_Stated exercise_
Word for word, quote all of the material, omitting the pictures.

#### Stored records ####

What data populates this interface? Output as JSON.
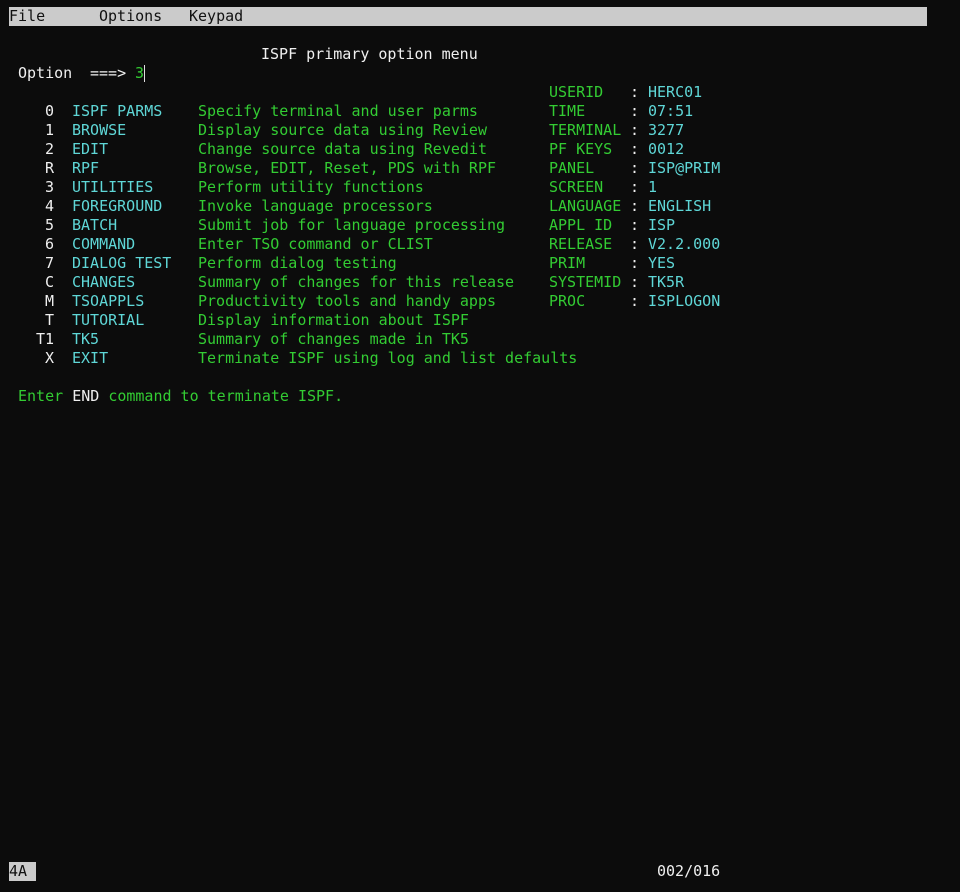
{
  "menubar": {
    "items": [
      "File",
      "Options",
      "Keypad"
    ]
  },
  "panel": {
    "title": "ISPF primary option menu",
    "option_label": "Option",
    "option_arrow": "===>",
    "option_value": "3"
  },
  "options": [
    {
      "code": "0",
      "name": "ISPF PARMS",
      "desc": "Specify terminal and user parms"
    },
    {
      "code": "1",
      "name": "BROWSE",
      "desc": "Display source data using Review"
    },
    {
      "code": "2",
      "name": "EDIT",
      "desc": "Change source data using Revedit"
    },
    {
      "code": "R",
      "name": "RPF",
      "desc": "Browse, EDIT, Reset, PDS with RPF"
    },
    {
      "code": "3",
      "name": "UTILITIES",
      "desc": "Perform utility functions"
    },
    {
      "code": "4",
      "name": "FOREGROUND",
      "desc": "Invoke language processors"
    },
    {
      "code": "5",
      "name": "BATCH",
      "desc": "Submit job for language processing"
    },
    {
      "code": "6",
      "name": "COMMAND",
      "desc": "Enter TSO command or CLIST"
    },
    {
      "code": "7",
      "name": "DIALOG TEST",
      "desc": "Perform dialog testing"
    },
    {
      "code": "C",
      "name": "CHANGES",
      "desc": "Summary of changes for this release"
    },
    {
      "code": "M",
      "name": "TSOAPPLS",
      "desc": "Productivity tools and handy apps"
    },
    {
      "code": "T",
      "name": "TUTORIAL",
      "desc": "Display information about ISPF"
    },
    {
      "code": "T1",
      "name": "TK5",
      "desc": "Summary of changes made in TK5"
    },
    {
      "code": "X",
      "name": "EXIT",
      "desc": "Terminate ISPF using log and list defaults"
    }
  ],
  "info": [
    {
      "label": "USERID",
      "sep": ":",
      "value": "HERC01"
    },
    {
      "label": "TIME",
      "sep": ":",
      "value": "07:51"
    },
    {
      "label": "TERMINAL",
      "sep": ":",
      "value": "3277"
    },
    {
      "label": "PF KEYS",
      "sep": ":",
      "value": "0012"
    },
    {
      "label": "PANEL",
      "sep": ":",
      "value": "ISP@PRIM"
    },
    {
      "label": "SCREEN",
      "sep": ":",
      "value": "1"
    },
    {
      "label": "LANGUAGE",
      "sep": ":",
      "value": "ENGLISH"
    },
    {
      "label": "APPL ID",
      "sep": ":",
      "value": "ISP"
    },
    {
      "label": "RELEASE",
      "sep": ":",
      "value": "V2.2.000"
    },
    {
      "label": "PRIM",
      "sep": ":",
      "value": "YES"
    },
    {
      "label": "SYSTEMID",
      "sep": ":",
      "value": "TK5R"
    },
    {
      "label": "PROC",
      "sep": ":",
      "value": "ISPLOGON"
    }
  ],
  "footer": {
    "prefix": "Enter",
    "keyword": "END",
    "suffix": "command to terminate ISPF."
  },
  "status": {
    "oia": "4A",
    "cursor_position": "002/016"
  },
  "colors": {
    "background": "#0c0c0c",
    "menubar": "#cbcbcb",
    "white": "#f0f0f0",
    "turquoise": "#5fd7d7",
    "green": "#33cc33"
  }
}
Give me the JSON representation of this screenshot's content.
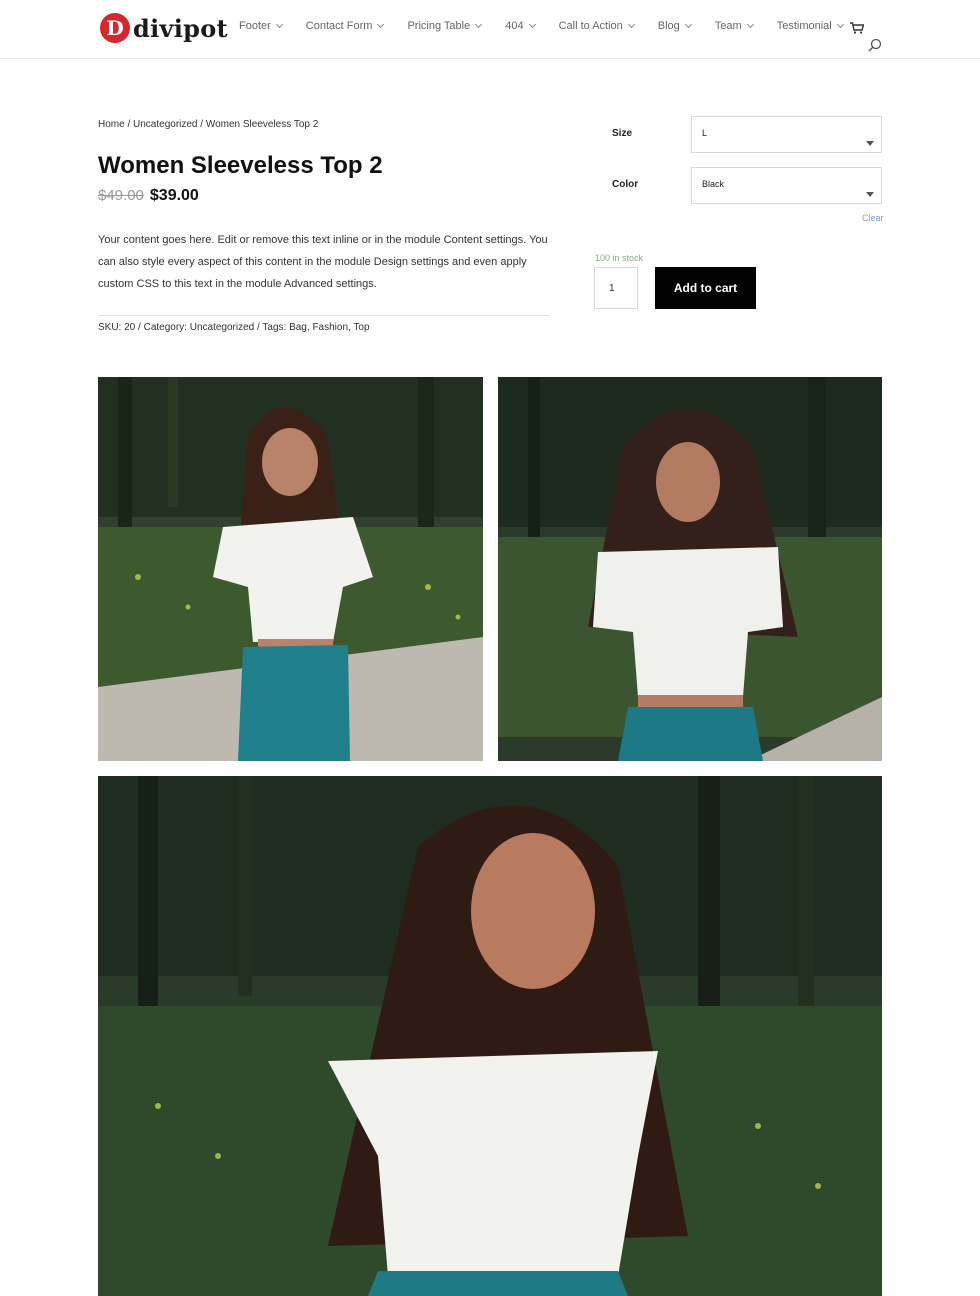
{
  "header": {
    "logo_mark": "D",
    "logo_text": "divipot",
    "nav": [
      {
        "label": "Footer"
      },
      {
        "label": "Contact Form"
      },
      {
        "label": "Pricing Table"
      },
      {
        "label": "404"
      },
      {
        "label": "Call to Action"
      },
      {
        "label": "Blog"
      },
      {
        "label": "Team"
      },
      {
        "label": "Testimonial"
      }
    ],
    "icons": {
      "cart": "cart-icon",
      "search": "search-icon"
    }
  },
  "product": {
    "breadcrumb": "Home / Uncategorized / Women Sleeveless Top 2",
    "title": "Women Sleeveless Top 2",
    "old_price": "$49.00",
    "price": "$39.00",
    "description": "Your content goes here. Edit or remove this text inline or in the module Content settings. You can also style every aspect of this content in the module Design settings and even apply custom CSS to this text in the module Advanced settings.",
    "meta": {
      "sku_label": "SKU:",
      "sku": "20",
      "category_label": "Category:",
      "category": "Uncategorized",
      "tags_label": "Tags:",
      "tags": [
        "Bag",
        "Fashion",
        "Top"
      ]
    }
  },
  "variations": {
    "size_label": "Size",
    "size_value": "L",
    "color_label": "Color",
    "color_value": "Black",
    "clear": "Clear",
    "stock": "100 in stock",
    "quantity": "1",
    "add_to_cart": "Add to cart"
  },
  "colors": {
    "brand_red": "#d7262d",
    "button_bg": "#000000",
    "stock_green": "#7fb07f",
    "link_blue": "#7aa3c8"
  }
}
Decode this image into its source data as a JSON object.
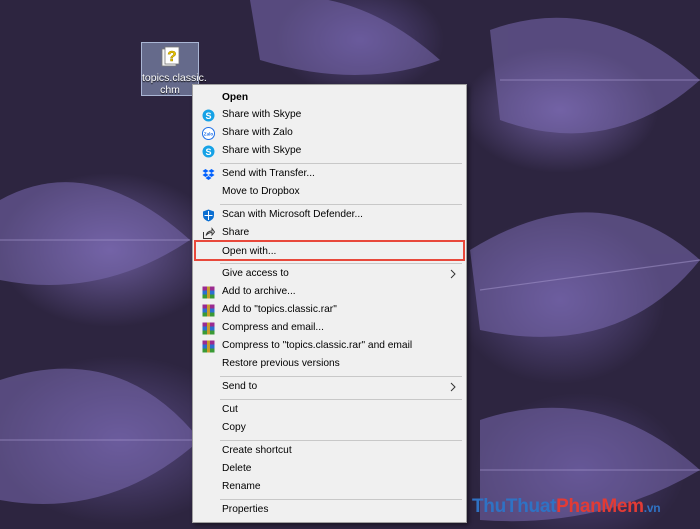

####

_Exercise output_
What data populates this interface? Output as JSON.
{
  "menubar": {
    "items": [
      "File",
      "Options",
      "Keypad"
    ]
  },
  "panel": {
    "title": "ISPF primary option menu",
    "option_label": "Option",
    "option_arrow": "===>",
    "option_value": "3"
  },
  "options": [
    {
      "code": "0",
      "name": "ISPF PARMS",
      "desc": "Specify terminal and user parms"
    },
    {
      "code": "1",
      "name": "BROWSE",
      "desc": "Display source data using Review"
    },
    {
      "code": "2",
      "name": "EDIT",
      "desc": "Change source data using Revedit"
    },
    {
      "code": "R",
      "name": "RPF",
      "desc": "Browse, EDIT, Reset, PDS with RPF"
    },
    {
      "code": "3",
      "name": "UTILITIES",
      "desc": "Perform utility functions"
    },
    {
      "code": "4",
      "name": "FOREGROUND",
      "desc": "Invoke language processors"
    },
    {
      "code": "5",
      "name": "BATCH",
      "desc": "Submit job for language processing"
    },
    {
      "code": "6",
      "name": "COMMAND",
      "desc": "Enter TSO command or CLIST"
    },
    {
      "code": "7",
      "name": "DIALOG TEST",
      "desc": "Perform dialog testing"
    },
    {
      "code": "C",
      "name": "CHANGES",
      "desc": "Summary of changes for this release"
    },
    {
      "code": "M",
      "name": "TSOAPPLS",
      "desc": "Productivity tools and handy apps"
    },
    {
      "code": "T",
      "name": "TUTORIAL",
      "desc": "Display information about ISPF"
    },
    {
      "code": "T1",
      "name": "TK5",
      "desc": "Summary of changes made in TK5"
    },
    {
      "code": "X",
      "name": "EXIT",
      "desc": "Terminate ISPF using log and list defaults"
    }
  ],
  "info": [
    {
      "label": "USERID",
      "sep": ":",
      "value": "HERC01"
    },
    {
      "label": "TIME",
      "sep": ":",
      "value": "07:51"
    },
    {
      "label": "TERMINAL",
      "sep": ":",
      "value": "3277"
    },
    {
      "label": "PF KEYS",
      "sep": ":",
      "value": "0012"
    },
    {
      "label": "PANEL",
      "sep": ":",
      "value": "ISP@PRIM"
    },
    {
      "label": "SCREEN",
      "sep": ":",
      "value": "1"
    },
    {
      "label": "LANGUAGE",
      "sep": ":",
      "value": "ENGLISH"
    },
    {
      "label": "APPL ID",
      "sep": ":",
      "value": "ISP"
    },
    {
      "label": "RELEASE",
      "sep": ":",
      "value": "V2.2.000"
    },
    {
      "label": "PRIM",
      "sep": ":",
      "value": "YES"
    },
    {
      "label": "SYSTEMID",
      "sep": ":",
      "value": "TK5R"
    },
    {
      "label": "PROC",
      "sep": ":",
      "value": "ISPLOGON"
    }
  ],
  "footer": {
    "prefix": "Enter",
    "keyword": "END",
    "suffix": "command to terminate ISPF."
  },
  "status": {
    "oia": "4A",
    "cursor_position": "002/016"
  },
  "colors": {
    "background": "#0c0c0c",
    "menubar": "#cbcbcb",
    "white": "#f0f0f0",
    "turquoise": "#5fd7d7",
    "green": "#33cc33"
  }
}
Give me the JSON representation of this screenshot's content.
{
  "header": {
    "logo_mark": "D",
    "logo_text": "divipot",
    "nav": [
      {
        "label": "Footer"
      },
      {
        "label": "Contact Form"
      },
      {
        "label": "Pricing Table"
      },
      {
        "label": "404"
      },
      {
        "label": "Call to Action"
      },
      {
        "label": "Blog"
      },
      {
        "label": "Team"
      },
      {
        "label": "Testimonial"
      }
    ],
    "icons": {
      "cart": "cart-icon",
      "search": "search-icon"
    }
  },
  "product": {
    "breadcrumb": "Home / Uncategorized / Women Sleeveless Top 2",
    "title": "Women Sleeveless Top 2",
    "old_price": "$49.00",
    "price": "$39.00",
    "description": "Your content goes here. Edit or remove this text inline or in the module Content settings. You can also style every aspect of this content in the module Design settings and even apply custom CSS to this text in the module Advanced settings.",
    "meta": {
      "sku_label": "SKU:",
      "sku": "20",
      "category_label": "Category:",
      "category": "Uncategorized",
      "tags_label": "Tags:",
      "tags": [
        "Bag",
        "Fashion",
        "Top"
      ]
    }
  },
  "variations": {
    "size_label": "Size",
    "size_value": "L",
    "color_label": "Color",
    "color_value": "Black",
    "clear": "Clear",
    "stock": "100 in stock",
    "quantity": "1",
    "add_to_cart": "Add to cart"
  },
  "colors": {
    "brand_red": "#d7262d",
    "button_bg": "#000000",
    "stock_green": "#7fb07f",
    "link_blue": "#7aa3c8"
  }
}
Decode this image into its source data as a JSON object.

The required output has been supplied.